Task to complete: Extract every line below that contains the word "Indicadors".

Dataset records
-- start --

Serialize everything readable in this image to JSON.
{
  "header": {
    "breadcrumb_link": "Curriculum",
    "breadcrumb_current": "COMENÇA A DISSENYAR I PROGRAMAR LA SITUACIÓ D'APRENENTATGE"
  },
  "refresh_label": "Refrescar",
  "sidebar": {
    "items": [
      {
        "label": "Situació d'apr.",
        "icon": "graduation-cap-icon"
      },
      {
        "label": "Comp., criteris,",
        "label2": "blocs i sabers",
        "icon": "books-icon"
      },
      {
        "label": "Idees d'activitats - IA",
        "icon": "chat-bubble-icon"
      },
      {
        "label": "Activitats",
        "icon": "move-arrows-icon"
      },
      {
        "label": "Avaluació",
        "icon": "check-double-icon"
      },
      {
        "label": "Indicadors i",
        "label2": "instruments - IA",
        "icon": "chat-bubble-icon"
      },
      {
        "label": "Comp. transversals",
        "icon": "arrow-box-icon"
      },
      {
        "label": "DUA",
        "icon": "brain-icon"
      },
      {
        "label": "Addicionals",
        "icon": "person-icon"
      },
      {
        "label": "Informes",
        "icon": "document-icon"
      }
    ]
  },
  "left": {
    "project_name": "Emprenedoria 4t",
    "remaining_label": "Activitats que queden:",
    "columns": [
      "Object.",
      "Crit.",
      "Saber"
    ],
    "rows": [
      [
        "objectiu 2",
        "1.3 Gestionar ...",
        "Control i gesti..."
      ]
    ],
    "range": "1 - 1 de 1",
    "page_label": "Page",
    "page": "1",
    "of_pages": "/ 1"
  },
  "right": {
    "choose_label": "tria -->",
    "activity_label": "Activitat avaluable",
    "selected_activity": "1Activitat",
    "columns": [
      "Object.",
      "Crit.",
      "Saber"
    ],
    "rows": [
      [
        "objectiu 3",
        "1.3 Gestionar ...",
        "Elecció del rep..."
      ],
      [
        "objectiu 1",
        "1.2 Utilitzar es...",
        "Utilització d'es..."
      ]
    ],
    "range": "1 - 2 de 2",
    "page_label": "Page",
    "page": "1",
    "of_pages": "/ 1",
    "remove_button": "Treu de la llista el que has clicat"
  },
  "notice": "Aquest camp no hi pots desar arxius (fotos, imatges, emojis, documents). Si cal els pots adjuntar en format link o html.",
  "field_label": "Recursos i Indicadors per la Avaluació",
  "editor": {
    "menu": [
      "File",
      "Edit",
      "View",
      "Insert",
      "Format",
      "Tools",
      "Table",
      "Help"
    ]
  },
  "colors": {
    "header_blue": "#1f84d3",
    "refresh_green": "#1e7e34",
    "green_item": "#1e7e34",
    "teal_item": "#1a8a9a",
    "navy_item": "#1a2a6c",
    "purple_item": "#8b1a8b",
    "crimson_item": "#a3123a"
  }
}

-- end --

Result of the exercise:
        "label": "Indicadors i",
  "field_label": "Recursos i Indicadors per la Avaluació",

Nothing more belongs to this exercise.